Task description:
Extract every line below that contains the word "Control".

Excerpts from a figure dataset
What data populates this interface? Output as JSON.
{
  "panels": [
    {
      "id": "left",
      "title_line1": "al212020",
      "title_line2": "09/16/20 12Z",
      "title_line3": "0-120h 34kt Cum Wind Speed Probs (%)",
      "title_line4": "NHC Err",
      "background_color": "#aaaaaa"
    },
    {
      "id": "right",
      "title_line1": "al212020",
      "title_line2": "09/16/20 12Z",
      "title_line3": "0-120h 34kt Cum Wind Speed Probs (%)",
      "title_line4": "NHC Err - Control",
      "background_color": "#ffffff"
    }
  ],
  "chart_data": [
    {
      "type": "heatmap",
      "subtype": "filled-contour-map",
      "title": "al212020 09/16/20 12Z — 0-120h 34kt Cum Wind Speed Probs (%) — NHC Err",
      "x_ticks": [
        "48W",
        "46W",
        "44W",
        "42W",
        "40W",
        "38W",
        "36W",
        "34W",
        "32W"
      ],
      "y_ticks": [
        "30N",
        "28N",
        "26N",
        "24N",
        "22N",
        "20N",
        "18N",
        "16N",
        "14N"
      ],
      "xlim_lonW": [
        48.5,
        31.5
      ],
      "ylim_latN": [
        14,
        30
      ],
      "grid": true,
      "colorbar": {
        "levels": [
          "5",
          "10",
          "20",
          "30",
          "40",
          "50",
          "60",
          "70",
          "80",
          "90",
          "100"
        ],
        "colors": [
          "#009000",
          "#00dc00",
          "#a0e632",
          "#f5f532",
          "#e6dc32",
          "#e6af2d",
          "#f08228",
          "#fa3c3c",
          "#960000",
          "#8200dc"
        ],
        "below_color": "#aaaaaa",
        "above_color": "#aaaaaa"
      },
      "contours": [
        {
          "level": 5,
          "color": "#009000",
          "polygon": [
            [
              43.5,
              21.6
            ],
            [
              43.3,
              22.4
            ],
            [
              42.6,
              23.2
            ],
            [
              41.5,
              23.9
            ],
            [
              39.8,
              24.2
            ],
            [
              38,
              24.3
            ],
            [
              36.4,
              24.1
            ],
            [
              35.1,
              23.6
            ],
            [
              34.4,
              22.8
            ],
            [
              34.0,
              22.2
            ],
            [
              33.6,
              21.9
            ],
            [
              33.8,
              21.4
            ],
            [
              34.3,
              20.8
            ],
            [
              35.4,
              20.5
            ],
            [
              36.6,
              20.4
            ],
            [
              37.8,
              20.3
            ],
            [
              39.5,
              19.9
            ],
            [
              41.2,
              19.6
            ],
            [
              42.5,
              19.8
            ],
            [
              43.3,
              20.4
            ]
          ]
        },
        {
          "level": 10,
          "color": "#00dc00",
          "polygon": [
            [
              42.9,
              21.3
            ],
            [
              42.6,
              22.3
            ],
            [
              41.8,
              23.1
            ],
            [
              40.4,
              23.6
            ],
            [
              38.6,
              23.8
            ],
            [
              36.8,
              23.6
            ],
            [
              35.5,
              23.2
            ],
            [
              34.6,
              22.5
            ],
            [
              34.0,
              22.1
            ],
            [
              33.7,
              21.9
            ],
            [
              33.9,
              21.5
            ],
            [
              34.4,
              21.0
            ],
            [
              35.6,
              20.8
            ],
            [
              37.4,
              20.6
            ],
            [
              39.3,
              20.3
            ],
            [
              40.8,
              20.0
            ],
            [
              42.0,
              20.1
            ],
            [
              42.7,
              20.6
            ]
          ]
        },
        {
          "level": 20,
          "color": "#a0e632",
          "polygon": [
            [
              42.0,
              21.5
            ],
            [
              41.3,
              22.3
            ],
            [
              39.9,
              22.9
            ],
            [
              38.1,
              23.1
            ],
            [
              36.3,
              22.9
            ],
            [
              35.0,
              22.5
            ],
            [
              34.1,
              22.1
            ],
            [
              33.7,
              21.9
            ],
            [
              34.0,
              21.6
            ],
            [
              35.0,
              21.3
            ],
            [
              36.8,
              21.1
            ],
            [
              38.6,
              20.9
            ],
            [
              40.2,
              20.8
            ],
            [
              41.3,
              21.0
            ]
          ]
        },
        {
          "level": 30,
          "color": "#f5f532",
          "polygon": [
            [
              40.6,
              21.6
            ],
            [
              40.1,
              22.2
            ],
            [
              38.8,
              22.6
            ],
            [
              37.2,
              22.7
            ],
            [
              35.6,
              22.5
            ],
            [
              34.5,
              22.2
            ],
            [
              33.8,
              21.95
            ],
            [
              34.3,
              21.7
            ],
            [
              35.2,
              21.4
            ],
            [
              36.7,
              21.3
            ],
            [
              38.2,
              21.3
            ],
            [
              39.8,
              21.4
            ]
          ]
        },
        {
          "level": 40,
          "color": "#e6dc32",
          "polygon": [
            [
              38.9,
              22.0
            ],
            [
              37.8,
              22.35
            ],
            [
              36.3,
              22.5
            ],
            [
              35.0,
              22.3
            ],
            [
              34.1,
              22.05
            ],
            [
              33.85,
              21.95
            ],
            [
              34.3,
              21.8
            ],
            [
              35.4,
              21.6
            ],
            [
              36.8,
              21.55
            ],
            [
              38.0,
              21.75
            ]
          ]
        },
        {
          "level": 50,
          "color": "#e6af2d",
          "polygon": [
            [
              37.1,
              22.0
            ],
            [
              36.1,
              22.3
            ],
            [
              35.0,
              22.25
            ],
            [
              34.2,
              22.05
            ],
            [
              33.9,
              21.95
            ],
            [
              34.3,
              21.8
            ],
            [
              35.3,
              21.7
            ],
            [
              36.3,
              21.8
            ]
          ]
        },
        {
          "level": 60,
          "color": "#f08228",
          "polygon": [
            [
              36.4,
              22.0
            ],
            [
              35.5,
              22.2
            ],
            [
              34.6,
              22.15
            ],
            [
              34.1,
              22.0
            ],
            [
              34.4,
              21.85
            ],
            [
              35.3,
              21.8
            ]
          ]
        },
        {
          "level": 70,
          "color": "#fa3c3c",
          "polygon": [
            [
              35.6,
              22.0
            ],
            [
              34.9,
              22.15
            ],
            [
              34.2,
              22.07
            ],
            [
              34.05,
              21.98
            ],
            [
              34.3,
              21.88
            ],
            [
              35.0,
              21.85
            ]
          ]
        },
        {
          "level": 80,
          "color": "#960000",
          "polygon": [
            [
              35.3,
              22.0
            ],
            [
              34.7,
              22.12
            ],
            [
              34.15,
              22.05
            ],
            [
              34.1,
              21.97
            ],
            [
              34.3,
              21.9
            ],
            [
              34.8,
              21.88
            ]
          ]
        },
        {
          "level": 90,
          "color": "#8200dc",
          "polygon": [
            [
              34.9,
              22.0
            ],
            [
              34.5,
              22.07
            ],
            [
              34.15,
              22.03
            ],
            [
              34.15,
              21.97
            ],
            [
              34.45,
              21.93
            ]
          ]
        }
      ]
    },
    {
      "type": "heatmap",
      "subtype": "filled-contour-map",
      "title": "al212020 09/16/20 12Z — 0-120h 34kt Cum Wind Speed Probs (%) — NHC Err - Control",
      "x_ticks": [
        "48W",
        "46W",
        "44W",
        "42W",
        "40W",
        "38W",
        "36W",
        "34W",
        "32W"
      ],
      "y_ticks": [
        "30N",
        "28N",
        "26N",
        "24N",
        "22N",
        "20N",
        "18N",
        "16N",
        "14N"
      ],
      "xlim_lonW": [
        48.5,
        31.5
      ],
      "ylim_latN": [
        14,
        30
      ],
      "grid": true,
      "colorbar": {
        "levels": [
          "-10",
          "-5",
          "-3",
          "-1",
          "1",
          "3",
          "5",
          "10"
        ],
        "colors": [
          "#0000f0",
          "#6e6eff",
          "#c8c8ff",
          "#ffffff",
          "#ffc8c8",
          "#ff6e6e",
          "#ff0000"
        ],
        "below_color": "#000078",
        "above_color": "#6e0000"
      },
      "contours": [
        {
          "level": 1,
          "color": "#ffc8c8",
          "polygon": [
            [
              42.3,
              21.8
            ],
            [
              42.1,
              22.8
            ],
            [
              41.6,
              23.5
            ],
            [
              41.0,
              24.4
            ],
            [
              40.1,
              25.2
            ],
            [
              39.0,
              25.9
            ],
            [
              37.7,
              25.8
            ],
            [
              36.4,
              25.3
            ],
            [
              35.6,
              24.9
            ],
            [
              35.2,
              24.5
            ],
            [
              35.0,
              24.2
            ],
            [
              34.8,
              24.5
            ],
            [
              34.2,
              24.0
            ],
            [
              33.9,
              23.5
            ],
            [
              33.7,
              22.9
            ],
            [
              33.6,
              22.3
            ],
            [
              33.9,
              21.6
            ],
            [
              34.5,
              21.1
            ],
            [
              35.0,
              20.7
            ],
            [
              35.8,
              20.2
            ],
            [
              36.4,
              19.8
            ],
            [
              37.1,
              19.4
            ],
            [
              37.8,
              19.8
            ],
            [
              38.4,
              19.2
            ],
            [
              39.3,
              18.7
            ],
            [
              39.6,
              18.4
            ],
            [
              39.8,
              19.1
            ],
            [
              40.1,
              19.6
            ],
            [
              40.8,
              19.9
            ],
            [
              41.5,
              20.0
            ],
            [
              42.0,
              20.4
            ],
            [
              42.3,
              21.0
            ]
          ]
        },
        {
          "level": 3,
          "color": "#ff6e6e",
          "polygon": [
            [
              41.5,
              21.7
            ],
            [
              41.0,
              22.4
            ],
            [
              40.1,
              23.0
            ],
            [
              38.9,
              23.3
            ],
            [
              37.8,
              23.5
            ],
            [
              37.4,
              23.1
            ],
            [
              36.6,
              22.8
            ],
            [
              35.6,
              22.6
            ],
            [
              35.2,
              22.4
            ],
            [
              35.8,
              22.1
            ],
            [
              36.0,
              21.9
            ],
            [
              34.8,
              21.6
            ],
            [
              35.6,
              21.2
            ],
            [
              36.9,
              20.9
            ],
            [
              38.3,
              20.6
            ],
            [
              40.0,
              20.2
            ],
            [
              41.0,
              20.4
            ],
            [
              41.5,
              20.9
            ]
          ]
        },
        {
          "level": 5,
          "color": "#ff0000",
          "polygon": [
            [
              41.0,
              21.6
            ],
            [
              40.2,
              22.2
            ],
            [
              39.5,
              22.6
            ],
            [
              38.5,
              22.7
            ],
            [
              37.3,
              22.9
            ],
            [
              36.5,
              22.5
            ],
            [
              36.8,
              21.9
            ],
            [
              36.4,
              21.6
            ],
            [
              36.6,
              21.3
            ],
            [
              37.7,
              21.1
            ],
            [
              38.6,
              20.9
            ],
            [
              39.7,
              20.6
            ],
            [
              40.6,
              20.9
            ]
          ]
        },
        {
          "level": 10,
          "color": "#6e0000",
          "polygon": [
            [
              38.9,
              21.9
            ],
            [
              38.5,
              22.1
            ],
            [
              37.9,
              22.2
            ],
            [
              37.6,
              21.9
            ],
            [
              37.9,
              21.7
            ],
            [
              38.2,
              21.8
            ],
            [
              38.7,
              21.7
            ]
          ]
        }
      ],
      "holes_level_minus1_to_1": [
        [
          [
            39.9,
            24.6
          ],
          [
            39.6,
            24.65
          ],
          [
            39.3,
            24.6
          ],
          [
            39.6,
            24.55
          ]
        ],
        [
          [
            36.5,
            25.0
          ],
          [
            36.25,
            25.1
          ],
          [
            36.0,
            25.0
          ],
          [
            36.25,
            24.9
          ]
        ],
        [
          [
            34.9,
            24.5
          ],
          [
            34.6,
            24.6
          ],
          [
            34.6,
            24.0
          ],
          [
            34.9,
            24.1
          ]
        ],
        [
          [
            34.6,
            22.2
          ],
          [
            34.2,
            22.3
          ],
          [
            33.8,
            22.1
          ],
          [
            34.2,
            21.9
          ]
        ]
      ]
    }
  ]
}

Complete output:
      "title_line4": "NHC Err - Control",
      "title": "al212020 09/16/20 12Z — 0-120h 34kt Cum Wind Speed Probs (%) — NHC Err - Control",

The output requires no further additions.